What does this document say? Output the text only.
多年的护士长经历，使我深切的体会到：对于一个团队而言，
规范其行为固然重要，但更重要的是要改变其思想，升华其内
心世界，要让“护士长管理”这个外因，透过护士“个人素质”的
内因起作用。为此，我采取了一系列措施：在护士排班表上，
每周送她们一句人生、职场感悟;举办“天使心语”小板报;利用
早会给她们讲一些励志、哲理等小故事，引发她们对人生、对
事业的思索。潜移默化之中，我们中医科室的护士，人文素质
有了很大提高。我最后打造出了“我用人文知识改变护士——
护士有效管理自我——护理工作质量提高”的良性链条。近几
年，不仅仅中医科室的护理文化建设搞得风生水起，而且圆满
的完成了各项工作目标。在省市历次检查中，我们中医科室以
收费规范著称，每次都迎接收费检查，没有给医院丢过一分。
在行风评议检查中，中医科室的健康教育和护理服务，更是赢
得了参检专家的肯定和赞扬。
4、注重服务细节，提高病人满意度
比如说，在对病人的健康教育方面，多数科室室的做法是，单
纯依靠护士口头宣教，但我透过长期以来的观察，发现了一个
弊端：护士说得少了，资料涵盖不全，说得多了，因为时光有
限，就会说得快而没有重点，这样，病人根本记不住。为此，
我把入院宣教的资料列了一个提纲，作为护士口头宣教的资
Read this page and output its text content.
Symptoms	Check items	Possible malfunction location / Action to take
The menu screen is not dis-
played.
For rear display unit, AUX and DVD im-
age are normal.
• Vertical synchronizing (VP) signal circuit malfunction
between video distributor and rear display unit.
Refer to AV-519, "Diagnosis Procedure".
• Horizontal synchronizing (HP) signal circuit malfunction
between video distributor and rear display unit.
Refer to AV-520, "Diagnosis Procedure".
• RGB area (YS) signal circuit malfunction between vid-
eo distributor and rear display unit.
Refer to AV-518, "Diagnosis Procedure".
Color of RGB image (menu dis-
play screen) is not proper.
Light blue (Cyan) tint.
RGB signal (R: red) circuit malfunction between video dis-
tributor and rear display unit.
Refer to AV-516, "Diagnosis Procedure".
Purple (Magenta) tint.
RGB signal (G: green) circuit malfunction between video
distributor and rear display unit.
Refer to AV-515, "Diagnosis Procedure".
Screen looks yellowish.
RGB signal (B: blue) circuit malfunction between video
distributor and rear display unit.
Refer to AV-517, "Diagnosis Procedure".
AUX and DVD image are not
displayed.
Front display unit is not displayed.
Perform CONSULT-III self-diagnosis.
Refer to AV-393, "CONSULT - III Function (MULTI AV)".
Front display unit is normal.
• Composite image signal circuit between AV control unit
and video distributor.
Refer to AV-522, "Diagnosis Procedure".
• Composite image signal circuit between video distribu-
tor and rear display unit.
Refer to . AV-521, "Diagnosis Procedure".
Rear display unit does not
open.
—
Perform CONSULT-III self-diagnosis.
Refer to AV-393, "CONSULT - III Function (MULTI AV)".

————

Every record shown above must be echoed exactly.

## Solution
What does this document say? Output the text only.
多年的护士长经历，使我深切的体会到：对于一个团队而言，
规范其行为固然重要，但更重要的是要改变其思想，升华其内
心世界，要让“护士长管理”这个外因，透过护士“个人素质”的
内因起作用。为此，我采取了一系列措施：在护士排班表上，
每周送她们一句人生、职场感悟;举办“天使心语”小板报;利用
早会给她们讲一些励志、哲理等小故事，引发她们对人生、对
事业的思索。潜移默化之中，我们中医科室的护士，人文素质
有了很大提高。我最后打造出了“我用人文知识改变护士——
护士有效管理自我——护理工作质量提高”的良性链条。近几
年，不仅仅中医科室的护理文化建设搞得风生水起，而且圆满
的完成了各项工作目标。在省市历次检查中，我们中医科室以
收费规范著称，每次都迎接收费检查，没有给医院丢过一分。
在行风评议检查中，中医科室的健康教育和护理服务，更是赢
得了参检专家的肯定和赞扬。
4、注重服务细节，提高病人满意度
比如说，在对病人的健康教育方面，多数科室室的做法是，单
纯依靠护士口头宣教，但我透过长期以来的观察，发现了一个
弊端：护士说得少了，资料涵盖不全，说得多了，因为时光有
限，就会说得快而没有重点，这样，病人根本记不住。为此，
我把入院宣教的资料列了一个提纲，作为护士口头宣教的资
Read this page and output its text content.
Symptoms	Check items	Possible malfunction location / Action to take
The menu screen is not dis-
played.
For rear display unit, AUX and DVD im-
age are normal.
• Vertical synchronizing (VP) signal circuit malfunction
between video distributor and rear display unit.
Refer to AV-519, "Diagnosis Procedure".
• Horizontal synchronizing (HP) signal circuit malfunction
between video distributor and rear display unit.
Refer to AV-520, "Diagnosis Procedure".
• RGB area (YS) signal circuit malfunction between vid-
eo distributor and rear display unit.
Refer to AV-518, "Diagnosis Procedure".
Color of RGB image (menu dis-
play screen) is not proper.
Light blue (Cyan) tint.
RGB signal (R: red) circuit malfunction between video dis-
tributor and rear display unit.
Refer to AV-516, "Diagnosis Procedure".
Purple (Magenta) tint.
RGB signal (G: green) circuit malfunction between video
distributor and rear display unit.
Refer to AV-515, "Diagnosis Procedure".
Screen looks yellowish.
RGB signal (B: blue) circuit malfunction between video
distributor and rear display unit.
Refer to AV-517, "Diagnosis Procedure".
AUX and DVD image are not
displayed.
Front display unit is not displayed.
Perform CONSULT-III self-diagnosis.
Refer to AV-393, "CONSULT - III Function (MULTI AV)".
Front display unit is normal.
• Composite image signal circuit between AV control unit
and video distributor.
Refer to AV-522, "Diagnosis Procedure".
• Composite image signal circuit between video distribu-
tor and rear display unit.
Refer to . AV-521, "Diagnosis Procedure".
Rear display unit does not
open.
—
Perform CONSULT-III self-diagnosis.
Refer to AV-393, "CONSULT - III Function (MULTI AV)".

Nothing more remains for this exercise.